Copy each entry as it stands, leaving nothing out.

Stored data

%%

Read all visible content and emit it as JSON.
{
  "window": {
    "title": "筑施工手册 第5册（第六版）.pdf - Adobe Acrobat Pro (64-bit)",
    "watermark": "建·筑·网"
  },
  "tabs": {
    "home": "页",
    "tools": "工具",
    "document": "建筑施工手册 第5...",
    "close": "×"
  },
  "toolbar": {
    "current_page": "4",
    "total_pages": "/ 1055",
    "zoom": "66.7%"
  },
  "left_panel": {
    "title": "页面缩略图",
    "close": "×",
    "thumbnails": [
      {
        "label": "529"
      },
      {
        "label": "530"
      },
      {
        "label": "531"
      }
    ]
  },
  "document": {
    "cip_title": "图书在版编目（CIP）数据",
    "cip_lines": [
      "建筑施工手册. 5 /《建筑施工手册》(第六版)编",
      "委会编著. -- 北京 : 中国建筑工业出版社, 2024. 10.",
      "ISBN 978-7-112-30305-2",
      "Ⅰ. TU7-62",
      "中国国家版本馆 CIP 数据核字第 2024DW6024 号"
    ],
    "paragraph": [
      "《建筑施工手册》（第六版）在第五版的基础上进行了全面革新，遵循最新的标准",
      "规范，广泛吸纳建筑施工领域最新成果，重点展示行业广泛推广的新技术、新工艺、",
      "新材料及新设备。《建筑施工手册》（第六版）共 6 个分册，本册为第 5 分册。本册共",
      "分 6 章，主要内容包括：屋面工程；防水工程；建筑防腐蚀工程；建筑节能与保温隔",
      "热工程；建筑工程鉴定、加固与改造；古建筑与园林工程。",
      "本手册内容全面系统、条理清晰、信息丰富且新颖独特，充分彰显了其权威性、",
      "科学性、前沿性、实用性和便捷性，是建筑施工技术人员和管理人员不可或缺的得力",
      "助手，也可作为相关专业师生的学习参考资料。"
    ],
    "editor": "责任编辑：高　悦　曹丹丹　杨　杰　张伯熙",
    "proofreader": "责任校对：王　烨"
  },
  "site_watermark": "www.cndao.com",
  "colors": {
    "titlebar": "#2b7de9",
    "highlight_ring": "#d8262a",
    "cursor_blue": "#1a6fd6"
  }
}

%%

▸ **Answer in full**
Read all visible content and emit it as JSON.
{
  "window": {
    "title": "筑施工手册 第5册（第六版）.pdf - Adobe Acrobat Pro (64-bit)",
    "watermark": "建·筑·网"
  },
  "tabs": {
    "home": "页",
    "tools": "工具",
    "document": "建筑施工手册 第5...",
    "close": "×"
  },
  "toolbar": {
    "current_page": "4",
    "total_pages": "/ 1055",
    "zoom": "66.7%"
  },
  "left_panel": {
    "title": "页面缩略图",
    "close": "×",
    "thumbnails": [
      {
        "label": "529"
      },
      {
        "label": "530"
      },
      {
        "label": "531"
      }
    ]
  },
  "document": {
    "cip_title": "图书在版编目（CIP）数据",
    "cip_lines": [
      "建筑施工手册. 5 /《建筑施工手册》(第六版)编",
      "委会编著. -- 北京 : 中国建筑工业出版社, 2024. 10.",
      "ISBN 978-7-112-30305-2",
      "Ⅰ. TU7-62",
      "中国国家版本馆 CIP 数据核字第 2024DW6024 号"
    ],
    "paragraph": [
      "《建筑施工手册》（第六版）在第五版的基础上进行了全面革新，遵循最新的标准",
      "规范，广泛吸纳建筑施工领域最新成果，重点展示行业广泛推广的新技术、新工艺、",
      "新材料及新设备。《建筑施工手册》（第六版）共 6 个分册，本册为第 5 分册。本册共",
      "分 6 章，主要内容包括：屋面工程；防水工程；建筑防腐蚀工程；建筑节能与保温隔",
      "热工程；建筑工程鉴定、加固与改造；古建筑与园林工程。",
      "本手册内容全面系统、条理清晰、信息丰富且新颖独特，充分彰显了其权威性、",
      "科学性、前沿性、实用性和便捷性，是建筑施工技术人员和管理人员不可或缺的得力",
      "助手，也可作为相关专业师生的学习参考资料。"
    ],
    "editor": "责任编辑：高　悦　曹丹丹　杨　杰　张伯熙",
    "proofreader": "责任校对：王　烨"
  },
  "site_watermark": "www.cndao.com",
  "colors": {
    "titlebar": "#2b7de9",
    "highlight_ring": "#d8262a",
    "cursor_blue": "#1a6fd6"
  }
}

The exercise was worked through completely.